Pull out every line containing the string "datamate".

--- start of Input ---

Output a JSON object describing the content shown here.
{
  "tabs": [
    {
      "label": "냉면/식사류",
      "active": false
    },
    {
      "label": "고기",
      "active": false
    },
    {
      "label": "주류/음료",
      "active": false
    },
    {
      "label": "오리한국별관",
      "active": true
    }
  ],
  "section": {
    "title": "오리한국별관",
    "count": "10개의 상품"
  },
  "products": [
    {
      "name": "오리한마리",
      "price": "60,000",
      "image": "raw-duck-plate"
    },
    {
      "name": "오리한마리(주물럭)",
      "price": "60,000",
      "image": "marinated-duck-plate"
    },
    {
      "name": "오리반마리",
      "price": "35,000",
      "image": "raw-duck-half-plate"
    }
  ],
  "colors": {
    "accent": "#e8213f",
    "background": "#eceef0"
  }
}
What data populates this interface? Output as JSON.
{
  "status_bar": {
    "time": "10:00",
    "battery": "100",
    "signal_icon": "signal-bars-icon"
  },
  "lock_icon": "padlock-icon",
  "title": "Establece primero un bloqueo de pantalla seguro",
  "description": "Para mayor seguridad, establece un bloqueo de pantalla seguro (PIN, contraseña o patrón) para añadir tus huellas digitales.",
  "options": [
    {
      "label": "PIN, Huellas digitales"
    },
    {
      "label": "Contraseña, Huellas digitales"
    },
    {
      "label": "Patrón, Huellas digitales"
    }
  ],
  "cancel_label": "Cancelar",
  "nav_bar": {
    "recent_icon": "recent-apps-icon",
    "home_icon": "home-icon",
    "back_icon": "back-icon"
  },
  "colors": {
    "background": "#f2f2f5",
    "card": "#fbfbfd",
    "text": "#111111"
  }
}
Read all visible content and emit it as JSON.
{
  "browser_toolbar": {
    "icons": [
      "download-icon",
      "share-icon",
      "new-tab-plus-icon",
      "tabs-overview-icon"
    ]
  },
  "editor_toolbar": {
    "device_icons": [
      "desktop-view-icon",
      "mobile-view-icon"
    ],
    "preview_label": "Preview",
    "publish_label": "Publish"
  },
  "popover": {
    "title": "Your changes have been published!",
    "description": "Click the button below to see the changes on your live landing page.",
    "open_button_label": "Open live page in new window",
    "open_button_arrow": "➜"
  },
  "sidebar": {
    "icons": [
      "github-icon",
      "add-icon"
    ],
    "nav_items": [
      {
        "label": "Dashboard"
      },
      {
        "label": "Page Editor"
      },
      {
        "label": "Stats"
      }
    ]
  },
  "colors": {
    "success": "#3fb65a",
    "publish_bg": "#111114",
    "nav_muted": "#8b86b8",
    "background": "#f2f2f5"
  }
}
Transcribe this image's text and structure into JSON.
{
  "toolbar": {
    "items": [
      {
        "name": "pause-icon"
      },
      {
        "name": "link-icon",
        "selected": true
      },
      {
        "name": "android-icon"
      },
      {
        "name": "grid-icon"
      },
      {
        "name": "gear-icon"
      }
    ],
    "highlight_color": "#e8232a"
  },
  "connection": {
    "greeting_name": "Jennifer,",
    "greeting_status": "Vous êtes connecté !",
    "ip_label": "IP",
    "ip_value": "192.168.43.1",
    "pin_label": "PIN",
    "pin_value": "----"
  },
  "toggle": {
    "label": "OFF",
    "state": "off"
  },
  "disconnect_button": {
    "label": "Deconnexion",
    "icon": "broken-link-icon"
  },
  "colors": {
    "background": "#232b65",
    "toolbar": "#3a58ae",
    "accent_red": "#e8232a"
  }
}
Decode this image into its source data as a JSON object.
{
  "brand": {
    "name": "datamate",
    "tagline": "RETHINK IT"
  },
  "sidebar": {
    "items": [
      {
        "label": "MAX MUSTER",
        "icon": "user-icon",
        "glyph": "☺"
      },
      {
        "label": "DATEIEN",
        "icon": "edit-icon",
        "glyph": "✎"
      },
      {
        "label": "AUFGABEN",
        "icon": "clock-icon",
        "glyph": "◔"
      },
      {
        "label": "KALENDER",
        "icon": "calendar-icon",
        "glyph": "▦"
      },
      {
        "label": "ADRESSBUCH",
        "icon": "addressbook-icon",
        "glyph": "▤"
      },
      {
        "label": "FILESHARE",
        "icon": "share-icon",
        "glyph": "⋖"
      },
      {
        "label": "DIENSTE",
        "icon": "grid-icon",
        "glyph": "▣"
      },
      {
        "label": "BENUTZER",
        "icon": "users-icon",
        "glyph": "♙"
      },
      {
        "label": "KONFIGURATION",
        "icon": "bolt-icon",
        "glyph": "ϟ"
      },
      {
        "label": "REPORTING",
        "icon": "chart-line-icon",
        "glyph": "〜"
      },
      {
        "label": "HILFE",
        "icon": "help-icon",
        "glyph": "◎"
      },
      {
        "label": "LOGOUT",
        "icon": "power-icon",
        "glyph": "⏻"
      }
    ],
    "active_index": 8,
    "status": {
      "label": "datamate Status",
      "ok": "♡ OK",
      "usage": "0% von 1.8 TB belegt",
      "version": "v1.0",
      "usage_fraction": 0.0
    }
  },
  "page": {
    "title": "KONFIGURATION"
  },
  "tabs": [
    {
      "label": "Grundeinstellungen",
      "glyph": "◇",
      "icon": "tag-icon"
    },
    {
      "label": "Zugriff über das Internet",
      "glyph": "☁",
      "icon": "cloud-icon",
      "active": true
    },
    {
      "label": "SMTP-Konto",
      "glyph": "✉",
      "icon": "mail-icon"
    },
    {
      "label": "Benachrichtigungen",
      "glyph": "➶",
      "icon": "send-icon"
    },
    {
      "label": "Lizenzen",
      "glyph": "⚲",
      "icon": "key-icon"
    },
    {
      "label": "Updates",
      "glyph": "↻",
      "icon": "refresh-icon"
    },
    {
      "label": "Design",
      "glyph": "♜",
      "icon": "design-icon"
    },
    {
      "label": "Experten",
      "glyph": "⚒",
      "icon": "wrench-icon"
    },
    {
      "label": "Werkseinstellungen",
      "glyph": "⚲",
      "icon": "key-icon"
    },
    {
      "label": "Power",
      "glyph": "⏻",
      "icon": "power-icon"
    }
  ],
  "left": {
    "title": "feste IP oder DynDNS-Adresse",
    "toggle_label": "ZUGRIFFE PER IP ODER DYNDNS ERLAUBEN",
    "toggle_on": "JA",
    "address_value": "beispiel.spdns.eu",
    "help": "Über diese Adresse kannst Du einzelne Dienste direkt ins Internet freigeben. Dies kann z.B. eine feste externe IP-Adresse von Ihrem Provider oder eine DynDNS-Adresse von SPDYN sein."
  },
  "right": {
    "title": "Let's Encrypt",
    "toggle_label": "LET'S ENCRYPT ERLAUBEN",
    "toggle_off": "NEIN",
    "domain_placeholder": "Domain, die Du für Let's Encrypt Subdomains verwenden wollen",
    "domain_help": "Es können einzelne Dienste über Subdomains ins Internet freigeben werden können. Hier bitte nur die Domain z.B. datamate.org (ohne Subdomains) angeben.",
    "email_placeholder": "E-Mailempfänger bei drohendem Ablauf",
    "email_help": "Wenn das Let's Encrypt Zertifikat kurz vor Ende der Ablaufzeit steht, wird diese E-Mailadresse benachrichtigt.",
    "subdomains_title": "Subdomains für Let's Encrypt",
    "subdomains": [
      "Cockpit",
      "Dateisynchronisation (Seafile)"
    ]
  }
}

--- end of Input ---

▶ **Exercise answer**
    "name": "datamate",
      "label": "datamate Status",
    "domain_help": "Es können einzelne Dienste über Subdomains ins Internet freigeben werden können. Hier bitte nur die Domain z.B. datamate.org (ohne Subdomains) angeben.",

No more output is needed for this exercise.